[Extracted data entries]
** start **

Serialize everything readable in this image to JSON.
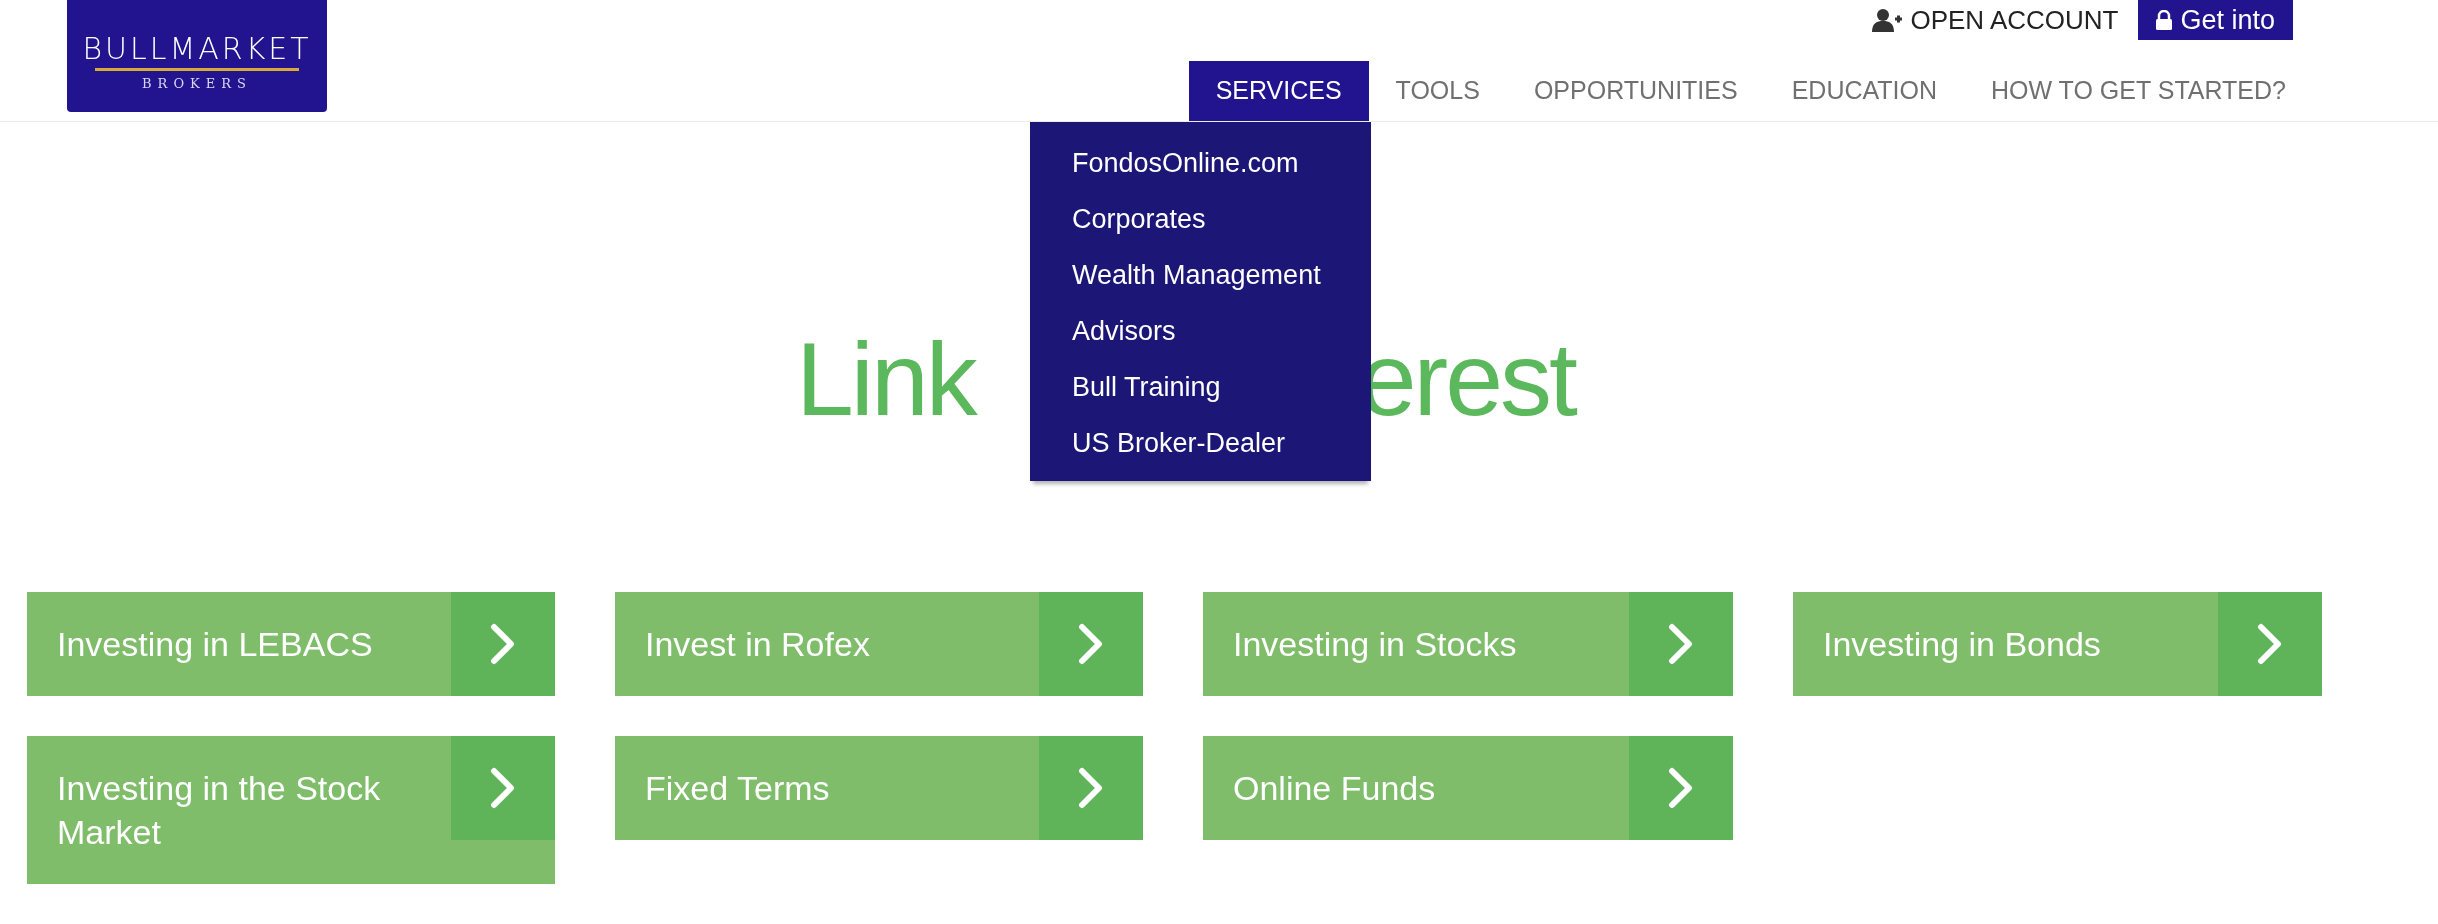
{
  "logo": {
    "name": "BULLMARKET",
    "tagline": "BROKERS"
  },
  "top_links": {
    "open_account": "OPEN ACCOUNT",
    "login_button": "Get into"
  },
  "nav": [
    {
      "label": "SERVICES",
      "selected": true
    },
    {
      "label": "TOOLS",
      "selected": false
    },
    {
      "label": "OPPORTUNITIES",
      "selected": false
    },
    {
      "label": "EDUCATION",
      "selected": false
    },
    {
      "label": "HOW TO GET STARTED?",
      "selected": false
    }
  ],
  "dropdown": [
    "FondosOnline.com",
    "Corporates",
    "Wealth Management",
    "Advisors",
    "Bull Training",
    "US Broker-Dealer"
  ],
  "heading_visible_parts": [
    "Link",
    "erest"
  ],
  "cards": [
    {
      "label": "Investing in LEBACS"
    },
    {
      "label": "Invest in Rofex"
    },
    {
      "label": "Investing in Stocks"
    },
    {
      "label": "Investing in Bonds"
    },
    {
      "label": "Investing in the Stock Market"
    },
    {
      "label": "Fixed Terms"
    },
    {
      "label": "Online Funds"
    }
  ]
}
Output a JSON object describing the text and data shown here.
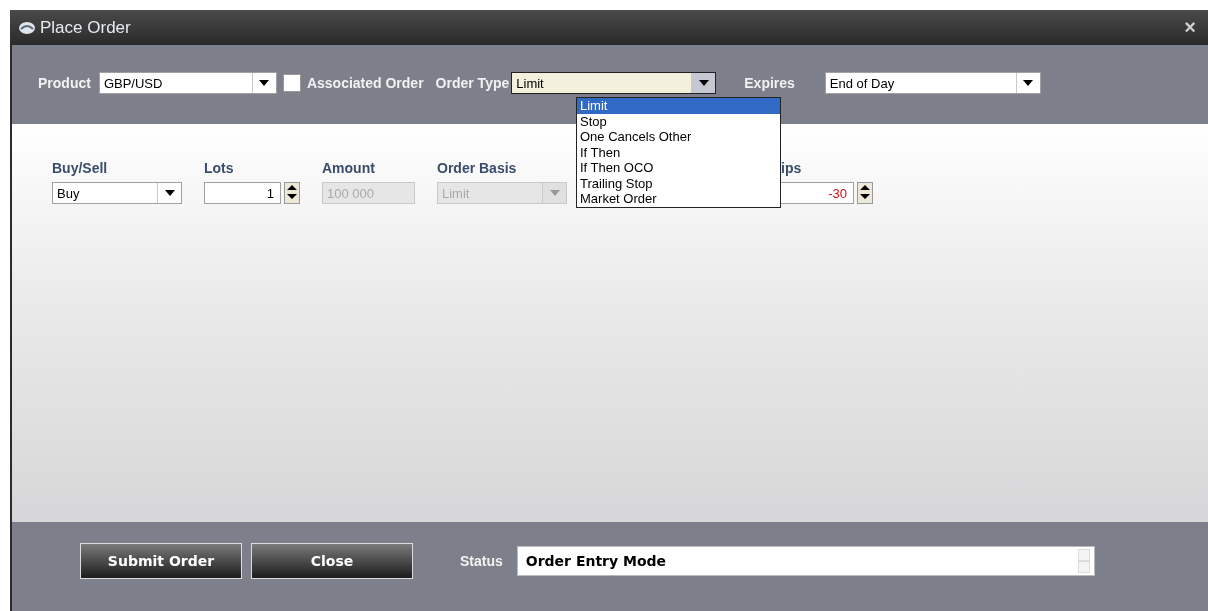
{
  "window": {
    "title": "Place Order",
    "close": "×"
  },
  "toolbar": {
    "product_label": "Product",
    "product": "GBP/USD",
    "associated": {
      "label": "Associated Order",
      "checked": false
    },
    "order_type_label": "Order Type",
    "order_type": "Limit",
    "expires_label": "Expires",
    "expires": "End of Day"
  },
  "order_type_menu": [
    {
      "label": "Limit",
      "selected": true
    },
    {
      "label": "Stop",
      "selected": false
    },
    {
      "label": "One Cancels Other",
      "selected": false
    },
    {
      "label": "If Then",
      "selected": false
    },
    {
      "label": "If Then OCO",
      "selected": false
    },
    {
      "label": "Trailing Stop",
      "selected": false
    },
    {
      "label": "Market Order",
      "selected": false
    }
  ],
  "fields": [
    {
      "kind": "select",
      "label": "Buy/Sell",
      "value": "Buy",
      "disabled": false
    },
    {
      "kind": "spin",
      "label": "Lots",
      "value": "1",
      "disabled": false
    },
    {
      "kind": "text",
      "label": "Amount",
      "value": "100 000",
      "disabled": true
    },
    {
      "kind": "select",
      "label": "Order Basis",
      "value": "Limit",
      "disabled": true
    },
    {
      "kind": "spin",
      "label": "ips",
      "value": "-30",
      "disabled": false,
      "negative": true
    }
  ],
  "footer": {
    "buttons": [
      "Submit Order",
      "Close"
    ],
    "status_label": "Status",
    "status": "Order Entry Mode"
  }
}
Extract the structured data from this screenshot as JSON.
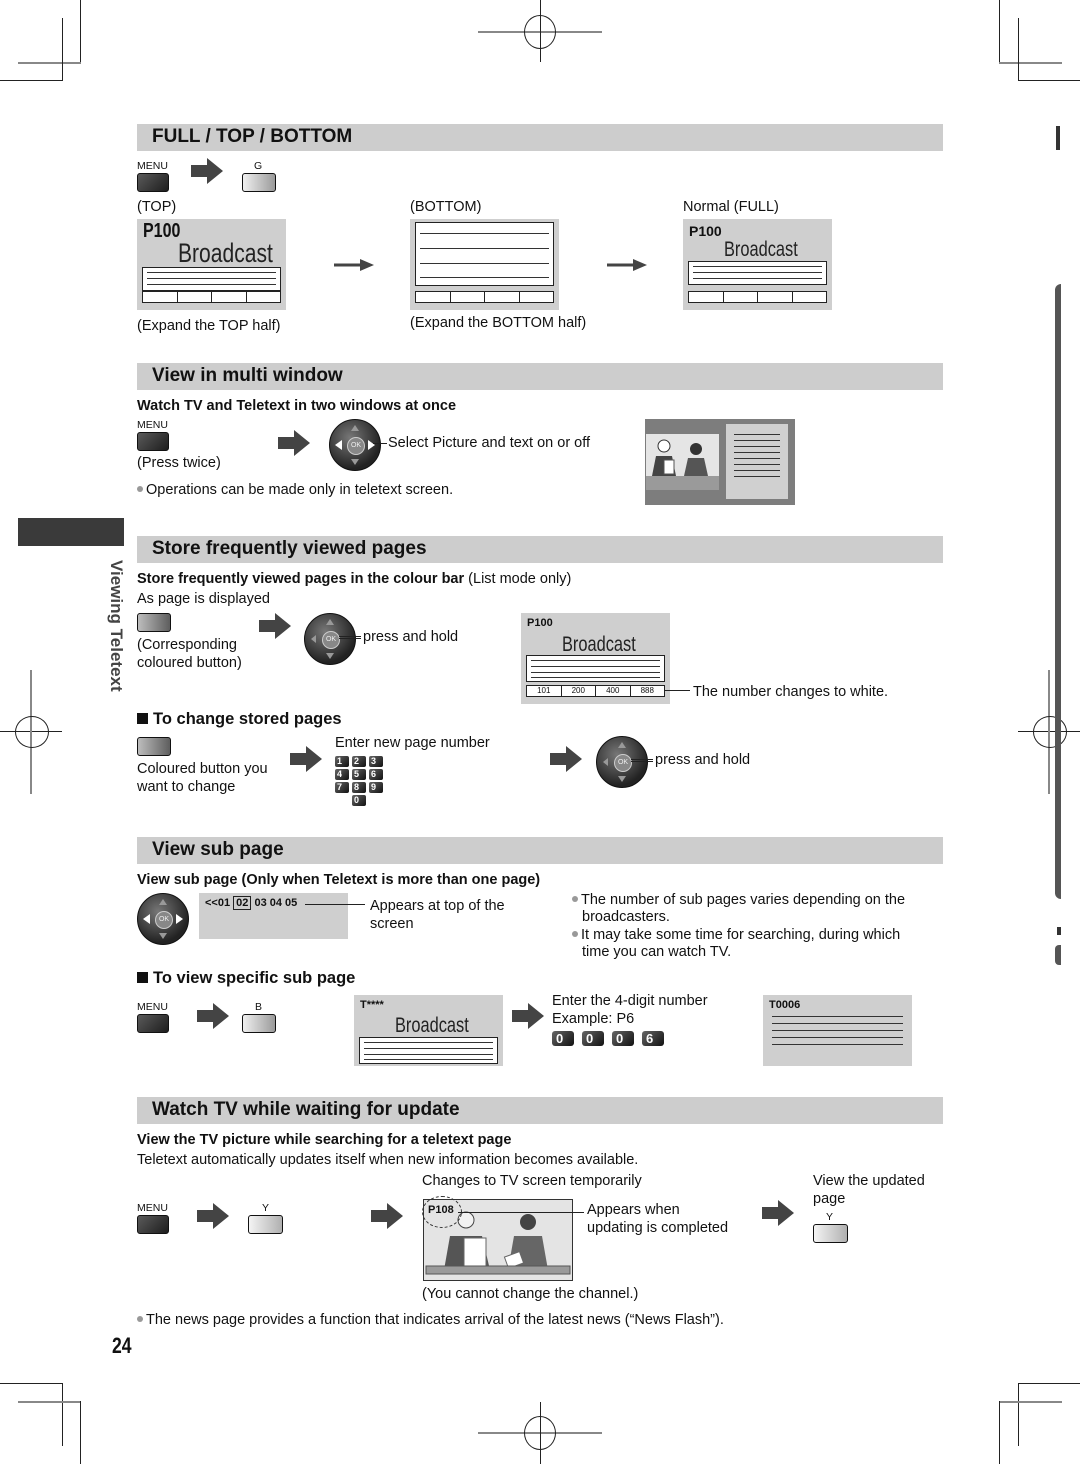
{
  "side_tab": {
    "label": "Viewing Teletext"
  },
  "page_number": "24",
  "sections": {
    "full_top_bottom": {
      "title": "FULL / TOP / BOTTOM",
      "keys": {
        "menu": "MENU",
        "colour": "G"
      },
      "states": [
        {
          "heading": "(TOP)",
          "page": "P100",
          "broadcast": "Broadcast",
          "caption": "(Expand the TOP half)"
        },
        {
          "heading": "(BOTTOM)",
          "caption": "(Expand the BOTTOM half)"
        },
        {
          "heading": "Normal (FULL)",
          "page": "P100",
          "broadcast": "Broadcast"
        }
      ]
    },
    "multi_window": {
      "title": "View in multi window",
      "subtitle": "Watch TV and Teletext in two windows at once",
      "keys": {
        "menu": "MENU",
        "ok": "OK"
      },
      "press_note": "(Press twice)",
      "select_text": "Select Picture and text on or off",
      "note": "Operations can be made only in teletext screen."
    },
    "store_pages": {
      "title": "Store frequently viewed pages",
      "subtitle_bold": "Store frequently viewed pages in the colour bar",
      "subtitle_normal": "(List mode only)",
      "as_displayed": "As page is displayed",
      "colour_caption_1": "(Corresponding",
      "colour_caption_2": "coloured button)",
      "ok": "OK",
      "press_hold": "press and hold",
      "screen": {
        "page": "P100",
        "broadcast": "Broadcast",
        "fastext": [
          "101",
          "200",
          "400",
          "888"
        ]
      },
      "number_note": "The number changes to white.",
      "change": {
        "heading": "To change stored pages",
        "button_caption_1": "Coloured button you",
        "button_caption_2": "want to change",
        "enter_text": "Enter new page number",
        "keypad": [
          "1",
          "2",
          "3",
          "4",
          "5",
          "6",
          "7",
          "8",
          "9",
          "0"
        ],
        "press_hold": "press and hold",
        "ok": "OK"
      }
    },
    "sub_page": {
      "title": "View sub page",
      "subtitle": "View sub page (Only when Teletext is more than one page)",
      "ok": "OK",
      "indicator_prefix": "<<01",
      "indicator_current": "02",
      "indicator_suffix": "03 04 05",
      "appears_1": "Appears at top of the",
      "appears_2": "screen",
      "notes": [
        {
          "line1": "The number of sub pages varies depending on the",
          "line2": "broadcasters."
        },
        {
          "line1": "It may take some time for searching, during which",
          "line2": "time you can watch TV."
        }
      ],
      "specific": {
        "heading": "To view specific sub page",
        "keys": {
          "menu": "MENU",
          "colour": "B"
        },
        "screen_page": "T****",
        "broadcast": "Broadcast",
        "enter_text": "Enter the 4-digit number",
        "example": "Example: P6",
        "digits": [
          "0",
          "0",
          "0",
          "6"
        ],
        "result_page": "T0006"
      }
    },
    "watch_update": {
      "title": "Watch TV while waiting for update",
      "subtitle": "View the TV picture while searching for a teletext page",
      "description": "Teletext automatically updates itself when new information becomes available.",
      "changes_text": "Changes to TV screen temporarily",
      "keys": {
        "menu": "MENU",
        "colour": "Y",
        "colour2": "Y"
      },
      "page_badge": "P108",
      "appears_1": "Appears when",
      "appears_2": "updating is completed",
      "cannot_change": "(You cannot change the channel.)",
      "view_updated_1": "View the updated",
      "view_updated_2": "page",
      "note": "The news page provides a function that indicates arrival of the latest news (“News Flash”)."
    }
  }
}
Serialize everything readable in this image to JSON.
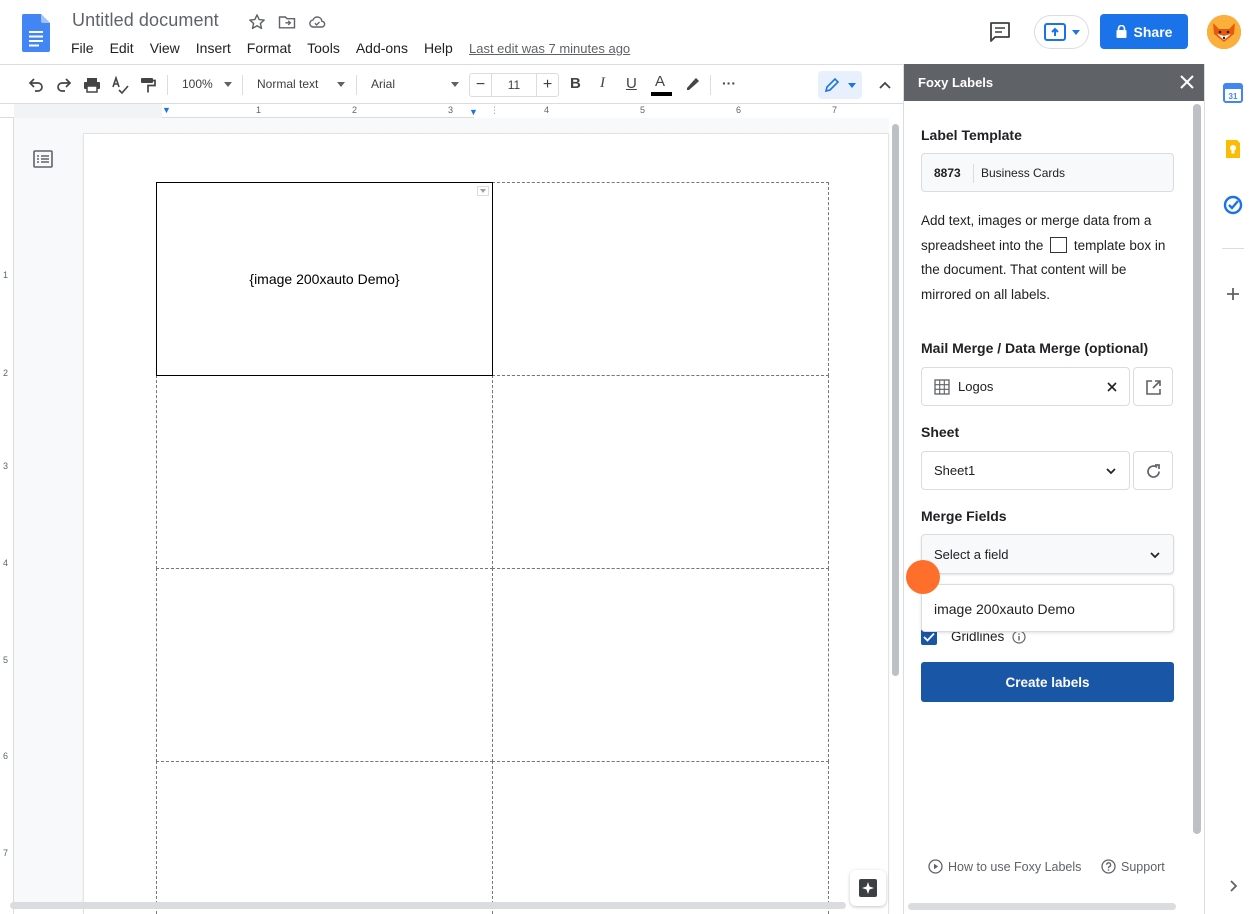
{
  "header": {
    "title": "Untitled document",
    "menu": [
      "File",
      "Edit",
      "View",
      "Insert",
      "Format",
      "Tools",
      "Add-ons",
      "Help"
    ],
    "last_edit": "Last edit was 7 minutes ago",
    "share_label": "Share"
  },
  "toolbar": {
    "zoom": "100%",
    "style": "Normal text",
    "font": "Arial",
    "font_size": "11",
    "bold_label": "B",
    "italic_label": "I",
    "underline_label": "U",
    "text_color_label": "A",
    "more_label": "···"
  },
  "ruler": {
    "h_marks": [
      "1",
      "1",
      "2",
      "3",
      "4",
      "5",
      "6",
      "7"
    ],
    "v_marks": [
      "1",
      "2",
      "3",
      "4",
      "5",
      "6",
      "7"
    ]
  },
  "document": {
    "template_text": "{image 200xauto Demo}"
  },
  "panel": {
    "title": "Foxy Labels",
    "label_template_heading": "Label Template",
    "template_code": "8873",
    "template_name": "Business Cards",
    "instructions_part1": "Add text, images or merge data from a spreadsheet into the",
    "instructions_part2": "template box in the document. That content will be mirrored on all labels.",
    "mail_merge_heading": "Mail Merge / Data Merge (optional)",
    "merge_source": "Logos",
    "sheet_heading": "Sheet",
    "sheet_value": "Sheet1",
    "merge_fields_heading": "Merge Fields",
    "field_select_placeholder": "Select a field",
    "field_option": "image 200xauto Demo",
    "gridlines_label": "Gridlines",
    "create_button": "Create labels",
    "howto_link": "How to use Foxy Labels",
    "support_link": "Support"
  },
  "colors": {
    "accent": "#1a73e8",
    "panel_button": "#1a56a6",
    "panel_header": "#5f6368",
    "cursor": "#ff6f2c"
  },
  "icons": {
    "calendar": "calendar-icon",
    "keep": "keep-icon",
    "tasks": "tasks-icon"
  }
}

** end **

Instructions to follow: Using the listing above, show each line holding the string "searching".

Result below:
          "line1": "It may take some time for searching, during which",
      "subtitle": "View the TV picture while searching for a teletext page",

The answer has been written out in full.